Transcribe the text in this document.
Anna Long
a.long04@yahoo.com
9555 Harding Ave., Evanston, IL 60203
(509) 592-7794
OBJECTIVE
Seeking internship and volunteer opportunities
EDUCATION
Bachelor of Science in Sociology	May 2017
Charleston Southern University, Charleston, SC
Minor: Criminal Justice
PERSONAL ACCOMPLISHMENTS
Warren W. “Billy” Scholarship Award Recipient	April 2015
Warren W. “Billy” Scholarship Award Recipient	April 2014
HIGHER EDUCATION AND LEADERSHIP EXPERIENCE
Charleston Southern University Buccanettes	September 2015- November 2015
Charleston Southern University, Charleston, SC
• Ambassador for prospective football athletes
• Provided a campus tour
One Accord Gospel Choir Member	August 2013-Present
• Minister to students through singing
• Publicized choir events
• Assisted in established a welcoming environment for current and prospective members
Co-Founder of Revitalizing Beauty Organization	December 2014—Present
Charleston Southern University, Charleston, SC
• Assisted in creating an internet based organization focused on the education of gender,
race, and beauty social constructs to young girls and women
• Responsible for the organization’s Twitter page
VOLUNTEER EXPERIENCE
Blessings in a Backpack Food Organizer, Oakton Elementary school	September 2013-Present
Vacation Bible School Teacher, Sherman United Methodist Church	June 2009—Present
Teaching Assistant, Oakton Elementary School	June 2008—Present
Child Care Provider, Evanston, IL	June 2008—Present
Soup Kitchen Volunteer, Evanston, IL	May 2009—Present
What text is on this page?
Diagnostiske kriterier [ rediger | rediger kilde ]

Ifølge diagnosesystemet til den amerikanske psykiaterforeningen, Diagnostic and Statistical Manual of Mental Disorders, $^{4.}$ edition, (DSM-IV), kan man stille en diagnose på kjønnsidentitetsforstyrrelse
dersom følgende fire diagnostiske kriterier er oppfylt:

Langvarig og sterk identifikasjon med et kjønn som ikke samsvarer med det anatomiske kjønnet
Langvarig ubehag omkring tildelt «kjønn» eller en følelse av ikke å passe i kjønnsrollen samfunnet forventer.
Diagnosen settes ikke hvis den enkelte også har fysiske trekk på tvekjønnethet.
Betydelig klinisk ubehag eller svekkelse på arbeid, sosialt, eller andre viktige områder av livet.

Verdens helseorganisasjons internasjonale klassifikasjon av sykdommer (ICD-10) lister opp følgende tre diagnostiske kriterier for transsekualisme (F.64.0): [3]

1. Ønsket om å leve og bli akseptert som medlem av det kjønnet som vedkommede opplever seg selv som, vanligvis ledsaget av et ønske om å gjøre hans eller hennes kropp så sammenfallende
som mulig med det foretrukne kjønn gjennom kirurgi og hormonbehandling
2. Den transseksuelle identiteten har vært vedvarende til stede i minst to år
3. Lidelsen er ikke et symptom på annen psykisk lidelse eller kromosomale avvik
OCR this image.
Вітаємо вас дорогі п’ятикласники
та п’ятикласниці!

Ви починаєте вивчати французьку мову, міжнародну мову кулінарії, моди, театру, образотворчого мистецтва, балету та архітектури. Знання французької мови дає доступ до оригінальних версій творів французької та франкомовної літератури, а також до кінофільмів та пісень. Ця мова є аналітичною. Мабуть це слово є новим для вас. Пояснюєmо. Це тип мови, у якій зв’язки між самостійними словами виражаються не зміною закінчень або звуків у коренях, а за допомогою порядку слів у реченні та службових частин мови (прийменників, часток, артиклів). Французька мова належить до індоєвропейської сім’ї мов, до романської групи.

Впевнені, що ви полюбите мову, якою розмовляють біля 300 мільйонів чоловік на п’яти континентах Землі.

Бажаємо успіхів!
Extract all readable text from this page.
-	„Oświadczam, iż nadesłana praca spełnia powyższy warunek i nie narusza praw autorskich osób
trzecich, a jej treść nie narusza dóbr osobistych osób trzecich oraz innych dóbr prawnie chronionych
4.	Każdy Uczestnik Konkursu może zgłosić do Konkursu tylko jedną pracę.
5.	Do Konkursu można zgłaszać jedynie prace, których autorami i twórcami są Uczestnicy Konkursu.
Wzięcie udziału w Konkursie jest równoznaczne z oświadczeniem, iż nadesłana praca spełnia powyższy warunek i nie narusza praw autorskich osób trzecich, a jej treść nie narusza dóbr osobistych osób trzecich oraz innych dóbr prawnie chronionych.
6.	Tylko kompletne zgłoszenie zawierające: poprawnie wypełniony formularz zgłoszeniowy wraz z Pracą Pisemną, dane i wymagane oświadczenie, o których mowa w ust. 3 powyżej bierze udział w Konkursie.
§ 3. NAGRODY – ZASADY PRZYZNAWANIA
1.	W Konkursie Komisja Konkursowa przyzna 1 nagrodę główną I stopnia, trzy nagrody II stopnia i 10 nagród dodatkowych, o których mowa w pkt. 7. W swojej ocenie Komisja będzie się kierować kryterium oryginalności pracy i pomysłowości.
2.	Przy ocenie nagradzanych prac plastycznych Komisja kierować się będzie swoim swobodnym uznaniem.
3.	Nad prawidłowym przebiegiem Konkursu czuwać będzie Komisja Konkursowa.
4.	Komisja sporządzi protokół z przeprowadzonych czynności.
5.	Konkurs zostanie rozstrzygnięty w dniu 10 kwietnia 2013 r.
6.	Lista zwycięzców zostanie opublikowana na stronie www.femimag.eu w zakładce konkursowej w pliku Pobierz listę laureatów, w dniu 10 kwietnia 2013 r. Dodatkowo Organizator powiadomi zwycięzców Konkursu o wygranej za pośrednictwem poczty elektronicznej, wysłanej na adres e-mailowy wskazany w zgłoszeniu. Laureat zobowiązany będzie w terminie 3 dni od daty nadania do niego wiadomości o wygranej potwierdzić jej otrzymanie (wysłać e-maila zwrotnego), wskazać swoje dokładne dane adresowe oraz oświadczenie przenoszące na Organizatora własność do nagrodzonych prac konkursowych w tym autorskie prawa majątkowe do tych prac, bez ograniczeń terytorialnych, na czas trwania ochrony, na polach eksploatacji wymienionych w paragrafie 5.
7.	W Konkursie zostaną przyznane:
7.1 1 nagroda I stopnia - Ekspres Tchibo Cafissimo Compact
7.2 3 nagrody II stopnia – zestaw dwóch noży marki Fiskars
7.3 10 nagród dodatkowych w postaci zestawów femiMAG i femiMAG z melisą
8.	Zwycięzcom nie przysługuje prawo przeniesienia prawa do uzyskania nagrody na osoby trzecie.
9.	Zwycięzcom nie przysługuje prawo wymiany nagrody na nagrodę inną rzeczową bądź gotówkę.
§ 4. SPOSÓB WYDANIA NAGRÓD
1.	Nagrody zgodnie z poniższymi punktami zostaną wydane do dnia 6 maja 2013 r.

------------------------------------------------

> EXERCISE
Scan the material above for the string "warunek" and return the lines that hold it.

> ANSWER TO THE EXERCISE
-	„Oświadczam, iż nadesłana praca spełnia powyższy warunek i nie narusza praw autorskich osób
Wzięcie udziału w Konkursie jest równoznaczne z oświadczeniem, iż nadesłana praca spełnia powyższy warunek i nie narusza praw autorskich osób trzecich, a jej treść nie narusza dóbr osobistych osób trzecich oraz innych dóbr prawnie chronionych.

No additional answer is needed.